(Stored data)
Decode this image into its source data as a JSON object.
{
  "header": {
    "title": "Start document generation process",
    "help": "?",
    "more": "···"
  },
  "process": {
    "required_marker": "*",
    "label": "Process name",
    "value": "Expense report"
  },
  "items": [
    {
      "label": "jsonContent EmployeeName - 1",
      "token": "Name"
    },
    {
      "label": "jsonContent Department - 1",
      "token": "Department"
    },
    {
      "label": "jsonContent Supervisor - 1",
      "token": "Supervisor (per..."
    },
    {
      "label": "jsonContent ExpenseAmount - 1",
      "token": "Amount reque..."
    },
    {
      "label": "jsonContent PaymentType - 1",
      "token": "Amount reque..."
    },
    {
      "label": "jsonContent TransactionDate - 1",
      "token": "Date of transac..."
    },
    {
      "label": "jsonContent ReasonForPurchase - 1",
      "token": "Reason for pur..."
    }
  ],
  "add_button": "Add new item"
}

• _TASK INSTRUCTIONS_
Print the whole listing exactly as it is.

• _EXERCISE OUTPUT_
Decode this image into its source data as a JSON object.
{
  "header": {
    "title": "Start document generation process",
    "help": "?",
    "more": "···"
  },
  "process": {
    "required_marker": "*",
    "label": "Process name",
    "value": "Expense report"
  },
  "items": [
    {
      "label": "jsonContent EmployeeName - 1",
      "token": "Name"
    },
    {
      "label": "jsonContent Department - 1",
      "token": "Department"
    },
    {
      "label": "jsonContent Supervisor - 1",
      "token": "Supervisor (per..."
    },
    {
      "label": "jsonContent ExpenseAmount - 1",
      "token": "Amount reque..."
    },
    {
      "label": "jsonContent PaymentType - 1",
      "token": "Amount reque..."
    },
    {
      "label": "jsonContent TransactionDate - 1",
      "token": "Date of transac..."
    },
    {
      "label": "jsonContent ReasonForPurchase - 1",
      "token": "Reason for pur..."
    }
  ],
  "add_button": "Add new item"
}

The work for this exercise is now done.